● Work to be completed
Copy out the lines of the material word for word, starting with the line that contains "connector-x1-label: X1 [62,350,76,363]" and continuing through the last line of the material, both included.

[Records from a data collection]
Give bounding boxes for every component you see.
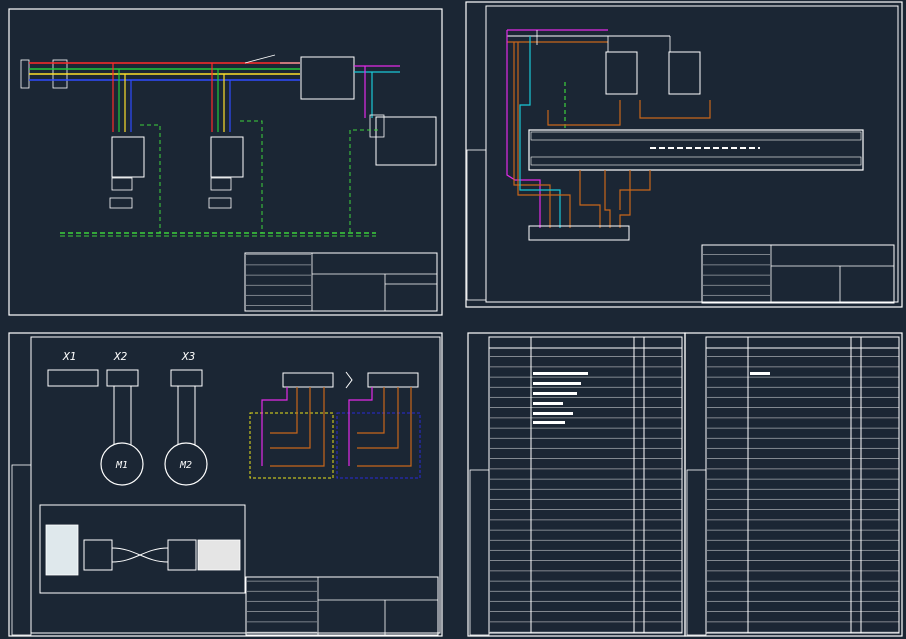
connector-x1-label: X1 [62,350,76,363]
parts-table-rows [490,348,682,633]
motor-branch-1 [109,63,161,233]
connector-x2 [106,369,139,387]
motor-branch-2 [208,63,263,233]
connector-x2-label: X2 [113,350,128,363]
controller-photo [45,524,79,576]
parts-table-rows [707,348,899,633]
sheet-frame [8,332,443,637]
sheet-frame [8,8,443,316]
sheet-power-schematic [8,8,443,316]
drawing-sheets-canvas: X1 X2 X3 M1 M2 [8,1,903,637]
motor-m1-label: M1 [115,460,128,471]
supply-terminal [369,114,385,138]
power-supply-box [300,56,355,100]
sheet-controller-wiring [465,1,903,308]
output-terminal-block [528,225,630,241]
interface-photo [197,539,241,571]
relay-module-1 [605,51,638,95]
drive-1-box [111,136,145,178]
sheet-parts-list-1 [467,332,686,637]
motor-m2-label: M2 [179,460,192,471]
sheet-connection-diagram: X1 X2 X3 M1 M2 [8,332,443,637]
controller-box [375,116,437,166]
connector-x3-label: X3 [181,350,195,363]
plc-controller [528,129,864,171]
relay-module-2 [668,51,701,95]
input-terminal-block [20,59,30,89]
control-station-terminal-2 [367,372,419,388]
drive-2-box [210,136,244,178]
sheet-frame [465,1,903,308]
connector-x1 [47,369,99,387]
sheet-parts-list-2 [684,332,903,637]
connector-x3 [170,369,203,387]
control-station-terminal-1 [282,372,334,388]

● Output of the exercise
connector-x1-label: X1 [62,350,76,363]
parts-table-rows [490,348,682,633]
motor-branch-1 [109,63,161,233]
connector-x2 [106,369,139,387]
motor-branch-2 [208,63,263,233]
connector-x2-label: X2 [113,350,128,363]
controller-photo [45,524,79,576]
parts-table-rows [707,348,899,633]
sheet-frame [8,332,443,637]
sheet-frame [8,8,443,316]
sheet-power-schematic [8,8,443,316]
drawing-sheets-canvas: X1 X2 X3 M1 M2 [8,1,903,637]
motor-m1-label: M1 [115,460,128,471]
supply-terminal [369,114,385,138]
power-supply-box [300,56,355,100]
sheet-controller-wiring [465,1,903,308]
output-terminal-block [528,225,630,241]
interface-photo [197,539,241,571]
relay-module-1 [605,51,638,95]
drive-1-box [111,136,145,178]
sheet-parts-list-1 [467,332,686,637]
motor-m2-label: M2 [179,460,192,471]
sheet-connection-diagram: X1 X2 X3 M1 M2 [8,332,443,637]
controller-box [375,116,437,166]
connector-x3-label: X3 [181,350,195,363]
plc-controller [528,129,864,171]
relay-module-2 [668,51,701,95]
input-terminal-block [20,59,30,89]
control-station-terminal-2 [367,372,419,388]
drive-2-box [210,136,244,178]
sheet-frame [465,1,903,308]
connector-x1 [47,369,99,387]
sheet-parts-list-2 [684,332,903,637]
connector-x3 [170,369,203,387]
control-station-terminal-1 [282,372,334,388]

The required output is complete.